TEXTE SOURCE:
◆ ◆ ◆ ◆

Ils ont beau avoir adopté un profil bas depuis le début des combats dans le Haut-Karabakh, des membres de la petite communauté arménienne de Turquie se sentent sous pression du fait du soutien inconditionnel d’Ankara à l’Azerbaïdjan face à l’Arménie dans ce conflit. Depuis le début des affrontements le 27 septembre, l’Arménie et les Arméniens en général sont en effet visés par un discours de haine par de nombreux politiciens et des médias turcs.
« Les Arméniens autour de moi sont dévastés d’entendre depuis une dizaine de jours “Les Arméniens sont ceci, les Arméniens sont cela”. En fait, nous étouffons. Lentement, jour par jour, heure par heure. Nous étouffons sous votre haine », a écrit Delal Dink le 8 octobre dernier dans Agos, l’hebdomadaire de la communauté arménienne de Turquie. Les mots de la fille de Hrant Dink, journaliste arménien assassiné en 2007 à Istanbul, traduisent le climat d’inquiétude et de pression au sein de la communauté arménienne du pays depuis le début des hostilités dans le Haut-Karabakh entre les séparatistes appuyés par l’Arménie et l’Azerbaïdjan.

◆ ◆ ◆ ◆

EXERCICE COURT 1: Résumez en deux phrases le texte sur la communauté arménienne de Turquie.
EXERCICE COURT 2: Rédigez la suite du texte sur la communauté arménienne de Turquie, à partir de sa dernière phrase.
Le listing n'est pas nécessaire pour ce travail.

MATÉRIEL FOURNI:

◆ ◆ ◆ ◆

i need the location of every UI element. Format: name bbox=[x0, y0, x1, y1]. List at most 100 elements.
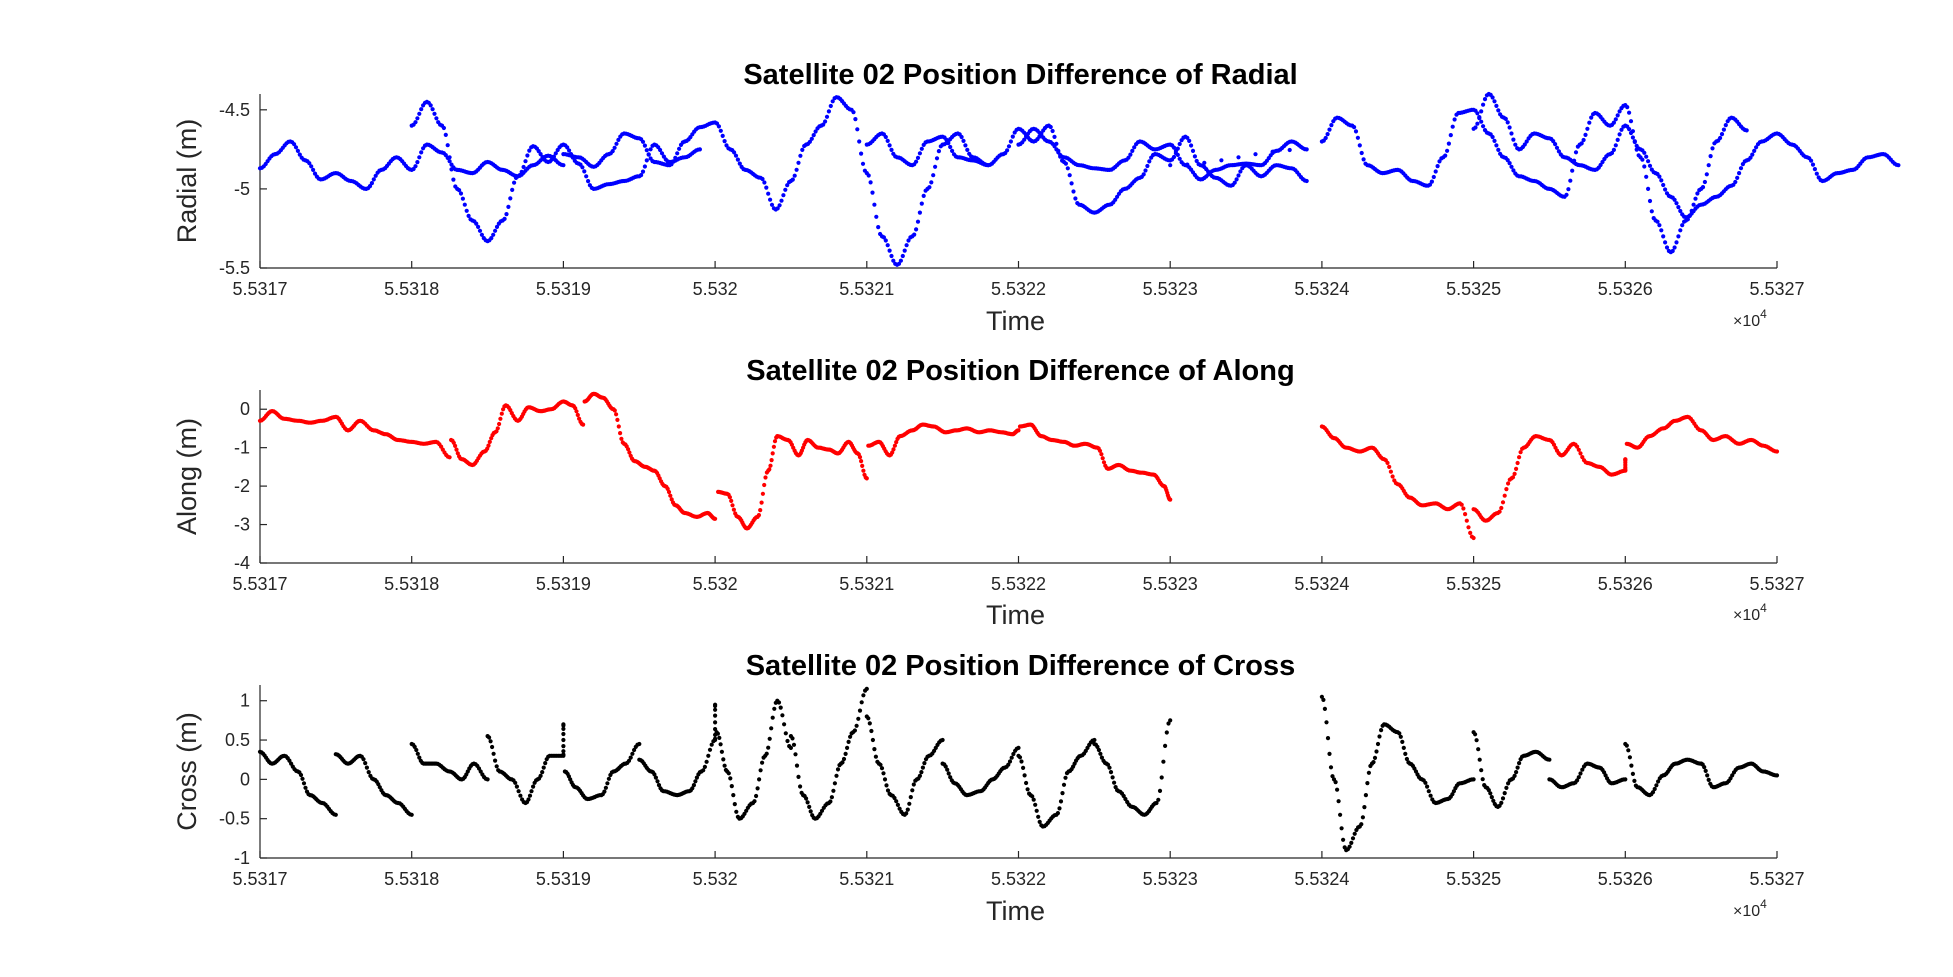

◆ ◆ ◆ ◆

RÉPONSE ATTENDUE 1: Depuis le début des combats dans le Haut-Karabakh le 27 septembre, des membres de la communauté arménienne de Turquie se sentent sous pression en raison du soutien inconditionnel d'Ankara à l'Azerbaïdjan, alors que de nombreux politiciens et médias turcs tiennent un discours de haine envers l'Arménie et les Arméniens. Le 8 octobre, dans l'hebdomadaire Agos, Delal Dink, fille du journaliste Hrant Dink assassiné en 2007 à Istanbul, a écrit que les Arméniens étouffent sous cette haine, des mots qui traduisent le climat d'inquiétude et de pression au sein de la communauté.

RÉPONSE ATTENDUE 2:
Le président turc Recep Tayyip Erdogan a à plusieurs reprises qualifié l’Arménie d’« État voyou », tandis que les chaînes turques évoquent de supposés « crimes de guerre » commis par les Arméniens. Des convois de voitures brandissant des drapeaux d’Azerbaïdjan, klaxonnant à tout-va et lançant des slogans de haine, ont fait le tour des quartiers d’Istanbul connus pour être historiquement peuplés d’Arméniens.
« Je n’allume pas la télé »
Pour de nombreux membres de la communauté, descendante des survivants du génocide arménien de 1915 et comptant aujourd’hui environ 60 000 membres vivant essentiellement à Istanbul, ces comportements ravivent leur malaise. « Je n’allume jamais la télé chez moi, mais je vois le discours de haine et la diabolisation des Arméniens qui y est propagé lorsque j’entre dans un magasin où les gens regardent les infos », raconte Silva Ozyerli, une Arménienne originaire de Diyarbakir, dans le sud-est du pays, et vivant à Istanbul. « Les médias et la rhétorique de l’État font de nous des “ennemis”. Je me sens prise en otage », ajoute-t-elle.
La vague de démocratisation du début des années 2000 en Turquie avait pourtant quelque peu amélioré le quotidien de la communauté arménienne, qui avait été, dans le passé, victime de nombreuses attaques et discriminations. Pour Yetvart Danzikyan, le rédacteur en chef d’Agos, la situation est aujourd’hui « pire que dans les années 1990 ». « Les chaînes télévisées et les officiels répètent sans cesse à quel point l’Arménie est un pays “terroriste”. L’Arménie est ensuite remplacée par les Arméniens dans les discours.
Cela met naturellement les Arméniens de Turquie sous tension. On ne sait pas ce qui peut nous arriver dans la rue », s’alarme-t-il.
« Traître »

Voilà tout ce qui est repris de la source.